(Instruction)
A line counts if it contains the string "this"; say how many such lines there are, giving only the number.

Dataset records
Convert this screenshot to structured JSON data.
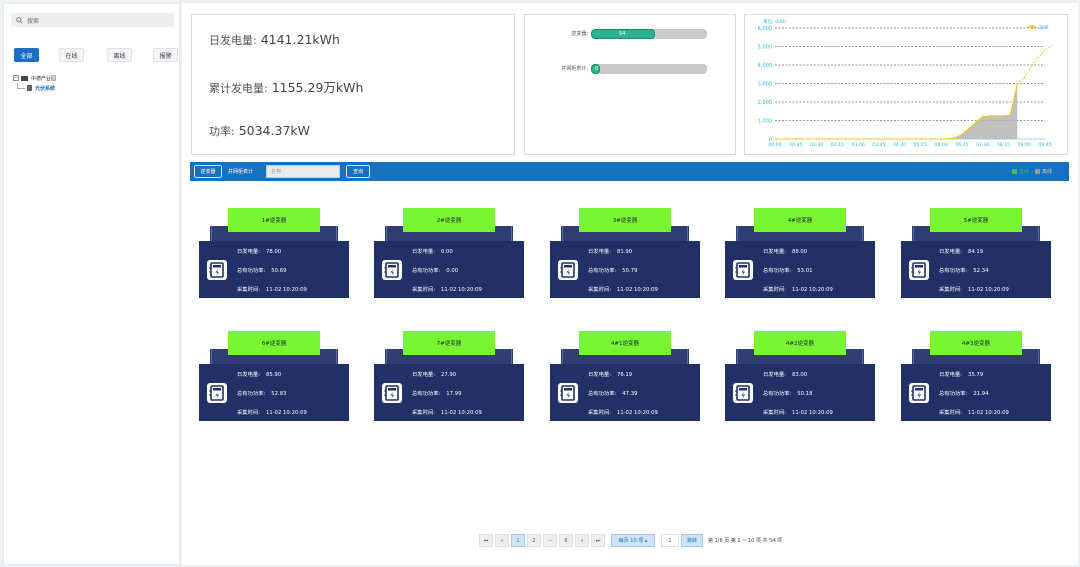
{
  "sidebar": {
    "search_placeholder": "搜索",
    "filters": [
      "全部",
      "在线",
      "离线",
      "报警"
    ],
    "tree": {
      "root_toggle": "−",
      "root_label": "中德产业园",
      "child_label": "光伏系统"
    }
  },
  "stats": {
    "daily_label": "日发电量:",
    "daily_value": "4141.21kWh",
    "total_label": "累计发电量:",
    "total_value": "1155.29万kWh",
    "power_label": "功率:",
    "power_value": "5034.37kW"
  },
  "progress": [
    {
      "label": "逆变器:",
      "value_text": "54",
      "fraction": 0.55
    },
    {
      "label": "并网柜表计:",
      "value_text": "0",
      "fraction": 0.08
    }
  ],
  "chart_data": {
    "type": "area",
    "ylabel": "单位: (kW)",
    "legend": "功率",
    "legend_position": "top-right",
    "y_ticks": [
      "0",
      "1,000",
      "2,000",
      "3,000",
      "4,000",
      "5,000",
      "6,000"
    ],
    "ylim": [
      0,
      6000
    ],
    "x_ticks": [
      "00:00",
      "00:45",
      "01:30",
      "02:15",
      "03:00",
      "03:45",
      "04:30",
      "05:15",
      "06:00",
      "06:45",
      "07:30",
      "08:15",
      "09:00",
      "09:45"
    ],
    "x": [
      "00:00",
      "00:45",
      "01:30",
      "02:15",
      "03:00",
      "03:45",
      "04:30",
      "05:15",
      "06:00",
      "06:15",
      "06:30",
      "06:45",
      "07:00",
      "07:15",
      "07:30",
      "07:45",
      "08:00",
      "08:15",
      "08:30",
      "08:45",
      "09:00",
      "09:15",
      "09:30",
      "09:45",
      "10:00"
    ],
    "series": [
      {
        "name": "功率",
        "values": [
          0,
          0,
          0,
          0,
          0,
          0,
          0,
          0,
          0,
          10,
          60,
          250,
          550,
          900,
          1200,
          1250,
          1250,
          1250,
          1280,
          3000,
          3300,
          3900,
          4400,
          4800,
          5034
        ],
        "solid_until_index": 19
      }
    ],
    "grid": true,
    "color": "#f5c518"
  },
  "toolbar": {
    "inverter_btn": "逆变器",
    "grid_meter_label": "并网柜表计",
    "name_placeholder": "名称",
    "query_btn": "查询",
    "legend_online": "在线",
    "legend_offline": "离线",
    "online_color": "#2ecc40",
    "offline_color": "#999999"
  },
  "cards": [
    {
      "name": "1#逆变器",
      "daily_label": "日发电量:",
      "daily": "78.00",
      "power_label": "总有功功率:",
      "power": "50.69",
      "time_label": "采集时间:",
      "time": "11-02 10:20:09"
    },
    {
      "name": "2#逆变器",
      "daily_label": "日发电量:",
      "daily": "0.00",
      "power_label": "总有功功率:",
      "power": "0.00",
      "time_label": "采集时间:",
      "time": "11-02 10:20:09"
    },
    {
      "name": "3#逆变器",
      "daily_label": "日发电量:",
      "daily": "81.90",
      "power_label": "总有功功率:",
      "power": "50.79",
      "time_label": "采集时间:",
      "time": "11-02 10:20:09"
    },
    {
      "name": "4#逆变器",
      "daily_label": "日发电量:",
      "daily": "88.00",
      "power_label": "总有功功率:",
      "power": "53.01",
      "time_label": "采集时间:",
      "time": "11-02 10:20:09"
    },
    {
      "name": "5#逆变器",
      "daily_label": "日发电量:",
      "daily": "84.19",
      "power_label": "总有功功率:",
      "power": "52.34",
      "time_label": "采集时间:",
      "time": "11-02 10:20:09"
    },
    {
      "name": "6#逆变器",
      "daily_label": "日发电量:",
      "daily": "85.90",
      "power_label": "总有功功率:",
      "power": "52.83",
      "time_label": "采集时间:",
      "time": "11-02 10:20:09"
    },
    {
      "name": "7#逆变器",
      "daily_label": "日发电量:",
      "daily": "27.90",
      "power_label": "总有功功率:",
      "power": "17.99",
      "time_label": "采集时间:",
      "time": "11-02 10:20:09"
    },
    {
      "name": "4#1逆变器",
      "daily_label": "日发电量:",
      "daily": "76.19",
      "power_label": "总有功功率:",
      "power": "47.39",
      "time_label": "采集时间:",
      "time": "11-02 10:20:09"
    },
    {
      "name": "4#2逆变器",
      "daily_label": "日发电量:",
      "daily": "83.00",
      "power_label": "总有功功率:",
      "power": "50.18",
      "time_label": "采集时间:",
      "time": "11-02 10:20:09"
    },
    {
      "name": "4#3逆变器",
      "daily_label": "日发电量:",
      "daily": "35.79",
      "power_label": "总有功功率:",
      "power": "21.94",
      "time_label": "采集时间:",
      "time": "11-02 10:20:09"
    }
  ],
  "pager": {
    "first": "⏮",
    "prev": "«",
    "pages": [
      "1",
      "2",
      "···",
      "6"
    ],
    "current": "1",
    "next": "»",
    "last": "⏭",
    "page_size": "每页 10 项 ▴",
    "jump_value": "1",
    "jump_btn": "跳转",
    "summary": "第 1/6 页  第 1 ~ 10 项  共 54 项"
  }
}
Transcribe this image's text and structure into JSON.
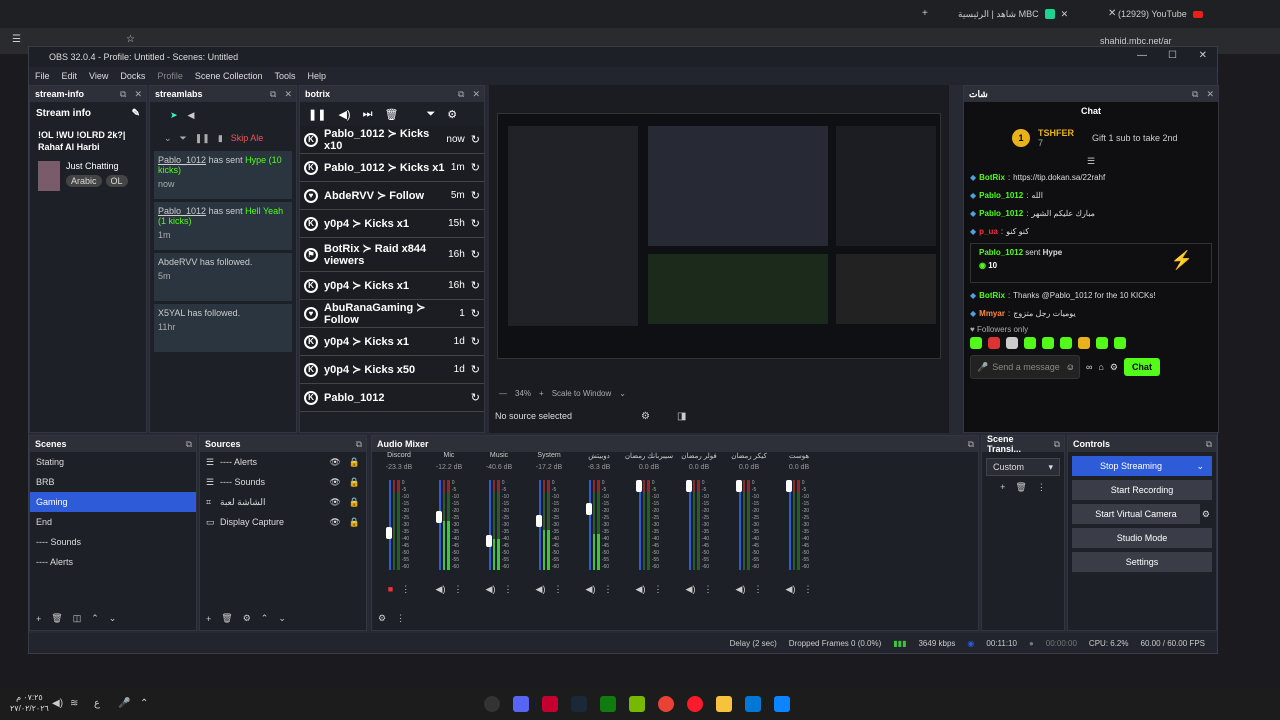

(Solution to the problem)
2